→ **Stated goal**:
Please give the listing again, word for word, with nothing left out.

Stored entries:
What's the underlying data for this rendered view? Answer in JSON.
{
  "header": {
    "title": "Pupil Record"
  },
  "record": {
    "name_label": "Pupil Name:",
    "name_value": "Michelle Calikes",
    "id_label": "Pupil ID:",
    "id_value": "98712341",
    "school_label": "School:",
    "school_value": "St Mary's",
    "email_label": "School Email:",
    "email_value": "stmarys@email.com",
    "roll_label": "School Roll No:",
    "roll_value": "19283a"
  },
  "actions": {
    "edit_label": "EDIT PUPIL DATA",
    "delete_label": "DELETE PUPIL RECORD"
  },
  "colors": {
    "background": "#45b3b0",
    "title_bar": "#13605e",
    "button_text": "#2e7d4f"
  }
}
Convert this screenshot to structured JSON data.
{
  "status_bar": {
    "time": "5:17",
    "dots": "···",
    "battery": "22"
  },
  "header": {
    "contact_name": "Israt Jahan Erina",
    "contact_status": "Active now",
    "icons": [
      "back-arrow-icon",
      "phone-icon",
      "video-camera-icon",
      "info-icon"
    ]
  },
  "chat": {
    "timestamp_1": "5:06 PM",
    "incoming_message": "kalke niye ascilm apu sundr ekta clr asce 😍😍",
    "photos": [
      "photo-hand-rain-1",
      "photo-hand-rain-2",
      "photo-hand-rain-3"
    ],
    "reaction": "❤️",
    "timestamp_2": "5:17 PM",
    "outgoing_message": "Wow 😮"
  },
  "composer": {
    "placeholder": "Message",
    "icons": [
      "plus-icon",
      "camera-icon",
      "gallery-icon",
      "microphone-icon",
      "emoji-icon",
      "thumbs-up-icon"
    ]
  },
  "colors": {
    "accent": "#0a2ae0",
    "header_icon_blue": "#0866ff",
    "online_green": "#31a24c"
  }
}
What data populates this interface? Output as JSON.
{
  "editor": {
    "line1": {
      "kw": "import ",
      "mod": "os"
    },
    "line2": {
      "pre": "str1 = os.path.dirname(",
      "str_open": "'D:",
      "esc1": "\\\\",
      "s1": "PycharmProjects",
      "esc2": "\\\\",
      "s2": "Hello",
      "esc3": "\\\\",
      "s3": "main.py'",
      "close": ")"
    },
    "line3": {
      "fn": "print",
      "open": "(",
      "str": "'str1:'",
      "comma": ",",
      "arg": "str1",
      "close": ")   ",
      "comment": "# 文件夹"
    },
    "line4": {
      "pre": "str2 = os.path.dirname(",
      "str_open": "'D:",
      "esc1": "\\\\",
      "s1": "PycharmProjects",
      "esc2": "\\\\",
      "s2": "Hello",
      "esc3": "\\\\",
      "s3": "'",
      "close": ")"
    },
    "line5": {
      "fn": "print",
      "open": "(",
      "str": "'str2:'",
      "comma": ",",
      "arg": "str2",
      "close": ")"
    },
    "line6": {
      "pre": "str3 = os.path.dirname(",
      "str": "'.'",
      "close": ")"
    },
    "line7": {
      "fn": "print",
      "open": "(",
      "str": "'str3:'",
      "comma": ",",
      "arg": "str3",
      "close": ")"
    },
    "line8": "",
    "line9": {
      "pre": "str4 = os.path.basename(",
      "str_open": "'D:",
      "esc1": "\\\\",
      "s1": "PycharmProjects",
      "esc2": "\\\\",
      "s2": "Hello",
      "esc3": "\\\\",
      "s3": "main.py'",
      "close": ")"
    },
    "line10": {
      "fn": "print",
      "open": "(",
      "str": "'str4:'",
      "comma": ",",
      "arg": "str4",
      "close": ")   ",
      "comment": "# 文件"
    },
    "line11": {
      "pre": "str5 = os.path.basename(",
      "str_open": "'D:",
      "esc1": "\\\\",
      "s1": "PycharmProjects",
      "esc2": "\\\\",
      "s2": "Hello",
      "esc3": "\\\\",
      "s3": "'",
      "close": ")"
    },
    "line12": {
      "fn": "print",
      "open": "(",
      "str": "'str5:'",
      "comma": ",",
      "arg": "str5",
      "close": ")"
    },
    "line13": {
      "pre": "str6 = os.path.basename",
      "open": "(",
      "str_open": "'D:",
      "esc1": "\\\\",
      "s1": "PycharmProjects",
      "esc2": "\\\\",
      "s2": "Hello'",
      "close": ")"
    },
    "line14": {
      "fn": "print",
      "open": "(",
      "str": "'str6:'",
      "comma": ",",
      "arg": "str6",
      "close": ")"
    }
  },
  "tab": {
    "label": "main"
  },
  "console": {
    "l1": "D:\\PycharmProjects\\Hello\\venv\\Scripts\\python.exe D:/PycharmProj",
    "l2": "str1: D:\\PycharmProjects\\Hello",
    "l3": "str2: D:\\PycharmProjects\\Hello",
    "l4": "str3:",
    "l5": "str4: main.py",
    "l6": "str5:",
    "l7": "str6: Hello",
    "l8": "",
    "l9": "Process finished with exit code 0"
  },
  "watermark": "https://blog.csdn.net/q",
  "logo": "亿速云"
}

→ **Exercise output**:
What's the underlying data for this rendered view? Answer in JSON.
{
  "header": {
    "title": "Pupil Record"
  },
  "record": {
    "name_label": "Pupil Name:",
    "name_value": "Michelle Calikes",
    "id_label": "Pupil ID:",
    "id_value": "98712341",
    "school_label": "School:",
    "school_value": "St Mary's",
    "email_label": "School Email:",
    "email_value": "stmarys@email.com",
    "roll_label": "School Roll No:",
    "roll_value": "19283a"
  },
  "actions": {
    "edit_label": "EDIT PUPIL DATA",
    "delete_label": "DELETE PUPIL RECORD"
  },
  "colors": {
    "background": "#45b3b0",
    "title_bar": "#13605e",
    "button_text": "#2e7d4f"
  }
}
Convert this screenshot to structured JSON data.
{
  "status_bar": {
    "time": "5:17",
    "dots": "···",
    "battery": "22"
  },
  "header": {
    "contact_name": "Israt Jahan Erina",
    "contact_status": "Active now",
    "icons": [
      "back-arrow-icon",
      "phone-icon",
      "video-camera-icon",
      "info-icon"
    ]
  },
  "chat": {
    "timestamp_1": "5:06 PM",
    "incoming_message": "kalke niye ascilm apu sundr ekta clr asce 😍😍",
    "photos": [
      "photo-hand-rain-1",
      "photo-hand-rain-2",
      "photo-hand-rain-3"
    ],
    "reaction": "❤️",
    "timestamp_2": "5:17 PM",
    "outgoing_message": "Wow 😮"
  },
  "composer": {
    "placeholder": "Message",
    "icons": [
      "plus-icon",
      "camera-icon",
      "gallery-icon",
      "microphone-icon",
      "emoji-icon",
      "thumbs-up-icon"
    ]
  },
  "colors": {
    "accent": "#0a2ae0",
    "header_icon_blue": "#0866ff",
    "online_green": "#31a24c"
  }
}
What data populates this interface? Output as JSON.
{
  "editor": {
    "line1": {
      "kw": "import ",
      "mod": "os"
    },
    "line2": {
      "pre": "str1 = os.path.dirname(",
      "str_open": "'D:",
      "esc1": "\\\\",
      "s1": "PycharmProjects",
      "esc2": "\\\\",
      "s2": "Hello",
      "esc3": "\\\\",
      "s3": "main.py'",
      "close": ")"
    },
    "line3": {
      "fn": "print",
      "open": "(",
      "str": "'str1:'",
      "comma": ",",
      "arg": "str1",
      "close": ")   ",
      "comment": "# 文件夹"
    },
    "line4": {
      "pre": "str2 = os.path.dirname(",
      "str_open": "'D:",
      "esc1": "\\\\",
      "s1": "PycharmProjects",
      "esc2": "\\\\",
      "s2": "Hello",
      "esc3": "\\\\",
      "s3": "'",
      "close": ")"
    },
    "line5": {
      "fn": "print",
      "open": "(",
      "str": "'str2:'",
      "comma": ",",
      "arg": "str2",
      "close": ")"
    },
    "line6": {
      "pre": "str3 = os.path.dirname(",
      "str": "'.'",
      "close": ")"
    },
    "line7": {
      "fn": "print",
      "open": "(",
      "str": "'str3:'",
      "comma": ",",
      "arg": "str3",
      "close": ")"
    },
    "line8": "",
    "line9": {
      "pre": "str4 = os.path.basename(",
      "str_open": "'D:",
      "esc1": "\\\\",
      "s1": "PycharmProjects",
      "esc2": "\\\\",
      "s2": "Hello",
      "esc3": "\\\\",
      "s3": "main.py'",
      "close": ")"
    },
    "line10": {
      "fn": "print",
      "open": "(",
      "str": "'str4:'",
      "comma": ",",
      "arg": "str4",
      "close": ")   ",
      "comment": "# 文件"
    },
    "line11": {
      "pre": "str5 = os.path.basename(",
      "str_open": "'D:",
      "esc1": "\\\\",
      "s1": "PycharmProjects",
      "esc2": "\\\\",
      "s2": "Hello",
      "esc3": "\\\\",
      "s3": "'",
      "close": ")"
    },
    "line12": {
      "fn": "print",
      "open": "(",
      "str": "'str5:'",
      "comma": ",",
      "arg": "str5",
      "close": ")"
    },
    "line13": {
      "pre": "str6 = os.path.basename",
      "open": "(",
      "str_open": "'D:",
      "esc1": "\\\\",
      "s1": "PycharmProjects",
      "esc2": "\\\\",
      "s2": "Hello'",
      "close": ")"
    },
    "line14": {
      "fn": "print",
      "open": "(",
      "str": "'str6:'",
      "comma": ",",
      "arg": "str6",
      "close": ")"
    }
  },
  "tab": {
    "label": "main"
  },
  "console": {
    "l1": "D:\\PycharmProjects\\Hello\\venv\\Scripts\\python.exe D:/PycharmProj",
    "l2": "str1: D:\\PycharmProjects\\Hello",
    "l3": "str2: D:\\PycharmProjects\\Hello",
    "l4": "str3:",
    "l5": "str4: main.py",
    "l6": "str5:",
    "l7": "str6: Hello",
    "l8": "",
    "l9": "Process finished with exit code 0"
  },
  "watermark": "https://blog.csdn.net/q",
  "logo": "亿速云"
}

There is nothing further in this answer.